§ **WRITTEN REQUEST**:
Extract all data as written.

— START OF SUPPLIED ENTRIES —

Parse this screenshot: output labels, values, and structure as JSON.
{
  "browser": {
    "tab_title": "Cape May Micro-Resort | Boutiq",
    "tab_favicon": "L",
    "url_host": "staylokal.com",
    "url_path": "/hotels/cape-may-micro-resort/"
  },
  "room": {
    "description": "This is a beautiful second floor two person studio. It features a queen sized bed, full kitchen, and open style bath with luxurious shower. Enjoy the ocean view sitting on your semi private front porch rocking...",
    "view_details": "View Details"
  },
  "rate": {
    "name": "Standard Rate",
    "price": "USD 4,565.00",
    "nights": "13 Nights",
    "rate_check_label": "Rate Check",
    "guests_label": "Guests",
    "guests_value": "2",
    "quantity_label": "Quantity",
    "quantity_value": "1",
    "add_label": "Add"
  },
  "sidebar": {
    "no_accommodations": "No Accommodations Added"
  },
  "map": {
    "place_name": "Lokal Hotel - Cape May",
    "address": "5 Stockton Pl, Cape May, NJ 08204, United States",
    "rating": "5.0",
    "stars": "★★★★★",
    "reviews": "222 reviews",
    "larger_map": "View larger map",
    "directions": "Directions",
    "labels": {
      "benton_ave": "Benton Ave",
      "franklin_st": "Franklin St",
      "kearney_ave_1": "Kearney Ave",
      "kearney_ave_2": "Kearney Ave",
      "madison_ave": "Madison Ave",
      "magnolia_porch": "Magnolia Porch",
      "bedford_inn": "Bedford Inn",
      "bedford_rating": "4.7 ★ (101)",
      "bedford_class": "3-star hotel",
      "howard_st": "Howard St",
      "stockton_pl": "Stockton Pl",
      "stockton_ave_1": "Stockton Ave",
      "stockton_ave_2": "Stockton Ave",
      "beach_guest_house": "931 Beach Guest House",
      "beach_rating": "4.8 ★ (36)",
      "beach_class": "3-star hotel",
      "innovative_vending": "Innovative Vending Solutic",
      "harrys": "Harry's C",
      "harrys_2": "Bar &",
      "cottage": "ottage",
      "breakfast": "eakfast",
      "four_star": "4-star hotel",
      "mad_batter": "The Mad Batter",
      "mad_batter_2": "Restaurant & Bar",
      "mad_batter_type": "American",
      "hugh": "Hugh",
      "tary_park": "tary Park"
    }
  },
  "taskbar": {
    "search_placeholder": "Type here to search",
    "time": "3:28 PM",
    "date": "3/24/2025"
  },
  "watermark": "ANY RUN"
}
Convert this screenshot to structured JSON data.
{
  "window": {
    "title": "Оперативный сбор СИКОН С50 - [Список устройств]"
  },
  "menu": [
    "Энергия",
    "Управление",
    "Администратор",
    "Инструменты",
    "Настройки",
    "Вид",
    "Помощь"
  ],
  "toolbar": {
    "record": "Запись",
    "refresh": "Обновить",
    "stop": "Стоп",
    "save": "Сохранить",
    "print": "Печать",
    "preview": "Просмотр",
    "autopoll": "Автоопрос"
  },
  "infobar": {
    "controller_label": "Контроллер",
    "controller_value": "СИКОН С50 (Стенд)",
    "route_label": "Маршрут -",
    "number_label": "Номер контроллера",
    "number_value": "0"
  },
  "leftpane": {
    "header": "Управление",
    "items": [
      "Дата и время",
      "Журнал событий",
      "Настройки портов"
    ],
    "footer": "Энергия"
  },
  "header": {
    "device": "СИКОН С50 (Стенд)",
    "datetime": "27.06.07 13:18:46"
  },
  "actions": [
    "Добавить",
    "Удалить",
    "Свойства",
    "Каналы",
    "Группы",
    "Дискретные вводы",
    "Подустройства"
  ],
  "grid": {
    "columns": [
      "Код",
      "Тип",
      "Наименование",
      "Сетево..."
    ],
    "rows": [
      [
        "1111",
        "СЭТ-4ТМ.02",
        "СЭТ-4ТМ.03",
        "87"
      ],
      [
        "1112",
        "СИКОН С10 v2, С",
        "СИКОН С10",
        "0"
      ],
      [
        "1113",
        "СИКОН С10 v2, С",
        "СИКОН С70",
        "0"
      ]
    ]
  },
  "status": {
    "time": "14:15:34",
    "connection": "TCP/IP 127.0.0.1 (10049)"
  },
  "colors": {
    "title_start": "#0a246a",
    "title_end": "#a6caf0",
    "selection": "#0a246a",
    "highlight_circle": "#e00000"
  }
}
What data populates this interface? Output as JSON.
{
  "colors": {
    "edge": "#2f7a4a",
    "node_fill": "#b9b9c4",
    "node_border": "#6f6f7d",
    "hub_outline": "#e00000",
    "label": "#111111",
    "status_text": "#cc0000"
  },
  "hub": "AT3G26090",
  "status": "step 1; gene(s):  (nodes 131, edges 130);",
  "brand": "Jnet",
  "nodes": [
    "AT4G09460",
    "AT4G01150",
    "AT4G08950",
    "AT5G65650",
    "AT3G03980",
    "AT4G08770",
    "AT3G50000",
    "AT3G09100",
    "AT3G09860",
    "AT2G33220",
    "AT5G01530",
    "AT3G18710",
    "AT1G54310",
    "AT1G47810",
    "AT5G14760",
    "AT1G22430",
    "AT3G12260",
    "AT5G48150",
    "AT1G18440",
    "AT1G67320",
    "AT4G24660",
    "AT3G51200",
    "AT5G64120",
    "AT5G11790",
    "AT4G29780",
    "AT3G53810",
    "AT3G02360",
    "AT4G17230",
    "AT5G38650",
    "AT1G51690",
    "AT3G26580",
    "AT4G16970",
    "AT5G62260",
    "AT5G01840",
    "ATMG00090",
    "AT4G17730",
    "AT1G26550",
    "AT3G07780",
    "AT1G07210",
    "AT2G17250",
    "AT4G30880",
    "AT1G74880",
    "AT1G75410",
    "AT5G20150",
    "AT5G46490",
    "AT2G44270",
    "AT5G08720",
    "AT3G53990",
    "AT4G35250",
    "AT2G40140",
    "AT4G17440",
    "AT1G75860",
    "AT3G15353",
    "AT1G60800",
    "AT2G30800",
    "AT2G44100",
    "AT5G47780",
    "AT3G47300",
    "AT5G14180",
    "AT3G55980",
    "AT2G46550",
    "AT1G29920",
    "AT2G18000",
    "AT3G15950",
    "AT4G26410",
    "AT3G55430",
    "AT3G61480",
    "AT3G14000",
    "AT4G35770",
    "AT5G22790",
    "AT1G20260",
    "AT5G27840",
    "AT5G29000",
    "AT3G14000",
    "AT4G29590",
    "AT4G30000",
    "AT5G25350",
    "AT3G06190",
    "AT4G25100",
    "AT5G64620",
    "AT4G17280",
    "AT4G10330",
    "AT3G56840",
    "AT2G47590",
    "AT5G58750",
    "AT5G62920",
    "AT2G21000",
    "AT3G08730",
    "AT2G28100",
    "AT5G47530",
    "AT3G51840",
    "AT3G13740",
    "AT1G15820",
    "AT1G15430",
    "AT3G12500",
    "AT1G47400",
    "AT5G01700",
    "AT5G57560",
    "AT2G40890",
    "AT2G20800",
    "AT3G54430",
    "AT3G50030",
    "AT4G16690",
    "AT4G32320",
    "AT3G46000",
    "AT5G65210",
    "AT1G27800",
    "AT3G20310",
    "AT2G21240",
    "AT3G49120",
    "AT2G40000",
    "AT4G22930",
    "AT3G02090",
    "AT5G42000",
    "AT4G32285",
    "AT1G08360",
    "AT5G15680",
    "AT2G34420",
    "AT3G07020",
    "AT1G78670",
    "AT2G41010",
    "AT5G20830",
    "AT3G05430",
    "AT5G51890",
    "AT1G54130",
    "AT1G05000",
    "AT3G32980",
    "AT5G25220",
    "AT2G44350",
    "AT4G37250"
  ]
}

— END OF SUPPLIED ENTRIES —

§ **WORKED ANSWER**:
Parse this screenshot: output labels, values, and structure as JSON.
{
  "browser": {
    "tab_title": "Cape May Micro-Resort | Boutiq",
    "tab_favicon": "L",
    "url_host": "staylokal.com",
    "url_path": "/hotels/cape-may-micro-resort/"
  },
  "room": {
    "description": "This is a beautiful second floor two person studio. It features a queen sized bed, full kitchen, and open style bath with luxurious shower. Enjoy the ocean view sitting on your semi private front porch rocking...",
    "view_details": "View Details"
  },
  "rate": {
    "name": "Standard Rate",
    "price": "USD 4,565.00",
    "nights": "13 Nights",
    "rate_check_label": "Rate Check",
    "guests_label": "Guests",
    "guests_value": "2",
    "quantity_label": "Quantity",
    "quantity_value": "1",
    "add_label": "Add"
  },
  "sidebar": {
    "no_accommodations": "No Accommodations Added"
  },
  "map": {
    "place_name": "Lokal Hotel - Cape May",
    "address": "5 Stockton Pl, Cape May, NJ 08204, United States",
    "rating": "5.0",
    "stars": "★★★★★",
    "reviews": "222 reviews",
    "larger_map": "View larger map",
    "directions": "Directions",
    "labels": {
      "benton_ave": "Benton Ave",
      "franklin_st": "Franklin St",
      "kearney_ave_1": "Kearney Ave",
      "kearney_ave_2": "Kearney Ave",
      "madison_ave": "Madison Ave",
      "magnolia_porch": "Magnolia Porch",
      "bedford_inn": "Bedford Inn",
      "bedford_rating": "4.7 ★ (101)",
      "bedford_class": "3-star hotel",
      "howard_st": "Howard St",
      "stockton_pl": "Stockton Pl",
      "stockton_ave_1": "Stockton Ave",
      "stockton_ave_2": "Stockton Ave",
      "beach_guest_house": "931 Beach Guest House",
      "beach_rating": "4.8 ★ (36)",
      "beach_class": "3-star hotel",
      "innovative_vending": "Innovative Vending Solutic",
      "harrys": "Harry's C",
      "harrys_2": "Bar &",
      "cottage": "ottage",
      "breakfast": "eakfast",
      "four_star": "4-star hotel",
      "mad_batter": "The Mad Batter",
      "mad_batter_2": "Restaurant & Bar",
      "mad_batter_type": "American",
      "hugh": "Hugh",
      "tary_park": "tary Park"
    }
  },
  "taskbar": {
    "search_placeholder": "Type here to search",
    "time": "3:28 PM",
    "date": "3/24/2025"
  },
  "watermark": "ANY RUN"
}
Convert this screenshot to structured JSON data.
{
  "window": {
    "title": "Оперативный сбор СИКОН С50 - [Список устройств]"
  },
  "menu": [
    "Энергия",
    "Управление",
    "Администратор",
    "Инструменты",
    "Настройки",
    "Вид",
    "Помощь"
  ],
  "toolbar": {
    "record": "Запись",
    "refresh": "Обновить",
    "stop": "Стоп",
    "save": "Сохранить",
    "print": "Печать",
    "preview": "Просмотр",
    "autopoll": "Автоопрос"
  },
  "infobar": {
    "controller_label": "Контроллер",
    "controller_value": "СИКОН С50 (Стенд)",
    "route_label": "Маршрут -",
    "number_label": "Номер контроллера",
    "number_value": "0"
  },
  "leftpane": {
    "header": "Управление",
    "items": [
      "Дата и время",
      "Журнал событий",
      "Настройки портов"
    ],
    "footer": "Энергия"
  },
  "header": {
    "device": "СИКОН С50 (Стенд)",
    "datetime": "27.06.07 13:18:46"
  },
  "actions": [
    "Добавить",
    "Удалить",
    "Свойства",
    "Каналы",
    "Группы",
    "Дискретные вводы",
    "Подустройства"
  ],
  "grid": {
    "columns": [
      "Код",
      "Тип",
      "Наименование",
      "Сетево..."
    ],
    "rows": [
      [
        "1111",
        "СЭТ-4ТМ.02",
        "СЭТ-4ТМ.03",
        "87"
      ],
      [
        "1112",
        "СИКОН С10 v2, С",
        "СИКОН С10",
        "0"
      ],
      [
        "1113",
        "СИКОН С10 v2, С",
        "СИКОН С70",
        "0"
      ]
    ]
  },
  "status": {
    "time": "14:15:34",
    "connection": "TCP/IP 127.0.0.1 (10049)"
  },
  "colors": {
    "title_start": "#0a246a",
    "title_end": "#a6caf0",
    "selection": "#0a246a",
    "highlight_circle": "#e00000"
  }
}
What data populates this interface? Output as JSON.
{
  "colors": {
    "edge": "#2f7a4a",
    "node_fill": "#b9b9c4",
    "node_border": "#6f6f7d",
    "hub_outline": "#e00000",
    "label": "#111111",
    "status_text": "#cc0000"
  },
  "hub": "AT3G26090",
  "status": "step 1; gene(s):  (nodes 131, edges 130);",
  "brand": "Jnet",
  "nodes": [
    "AT4G09460",
    "AT4G01150",
    "AT4G08950",
    "AT5G65650",
    "AT3G03980",
    "AT4G08770",
    "AT3G50000",
    "AT3G09100",
    "AT3G09860",
    "AT2G33220",
    "AT5G01530",
    "AT3G18710",
    "AT1G54310",
    "AT1G47810",
    "AT5G14760",
    "AT1G22430",
    "AT3G12260",
    "AT5G48150",
    "AT1G18440",
    "AT1G67320",
    "AT4G24660",
    "AT3G51200",
    "AT5G64120",
    "AT5G11790",
    "AT4G29780",
    "AT3G53810",
    "AT3G02360",
    "AT4G17230",
    "AT5G38650",
    "AT1G51690",
    "AT3G26580",
    "AT4G16970",
    "AT5G62260",
    "AT5G01840",
    "ATMG00090",
    "AT4G17730",
    "AT1G26550",
    "AT3G07780",
    "AT1G07210",
    "AT2G17250",
    "AT4G30880",
    "AT1G74880",
    "AT1G75410",
    "AT5G20150",
    "AT5G46490",
    "AT2G44270",
    "AT5G08720",
    "AT3G53990",
    "AT4G35250",
    "AT2G40140",
    "AT4G17440",
    "AT1G75860",
    "AT3G15353",
    "AT1G60800",
    "AT2G30800",
    "AT2G44100",
    "AT5G47780",
    "AT3G47300",
    "AT5G14180",
    "AT3G55980",
    "AT2G46550",
    "AT1G29920",
    "AT2G18000",
    "AT3G15950",
    "AT4G26410",
    "AT3G55430",
    "AT3G61480",
    "AT3G14000",
    "AT4G35770",
    "AT5G22790",
    "AT1G20260",
    "AT5G27840",
    "AT5G29000",
    "AT3G14000",
    "AT4G29590",
    "AT4G30000",
    "AT5G25350",
    "AT3G06190",
    "AT4G25100",
    "AT5G64620",
    "AT4G17280",
    "AT4G10330",
    "AT3G56840",
    "AT2G47590",
    "AT5G58750",
    "AT5G62920",
    "AT2G21000",
    "AT3G08730",
    "AT2G28100",
    "AT5G47530",
    "AT3G51840",
    "AT3G13740",
    "AT1G15820",
    "AT1G15430",
    "AT3G12500",
    "AT1G47400",
    "AT5G01700",
    "AT5G57560",
    "AT2G40890",
    "AT2G20800",
    "AT3G54430",
    "AT3G50030",
    "AT4G16690",
    "AT4G32320",
    "AT3G46000",
    "AT5G65210",
    "AT1G27800",
    "AT3G20310",
    "AT2G21240",
    "AT3G49120",
    "AT2G40000",
    "AT4G22930",
    "AT3G02090",
    "AT5G42000",
    "AT4G32285",
    "AT1G08360",
    "AT5G15680",
    "AT2G34420",
    "AT3G07020",
    "AT1G78670",
    "AT2G41010",
    "AT5G20830",
    "AT3G05430",
    "AT5G51890",
    "AT1G54130",
    "AT1G05000",
    "AT3G32980",
    "AT5G25220",
    "AT2G44350",
    "AT4G37250"
  ]
}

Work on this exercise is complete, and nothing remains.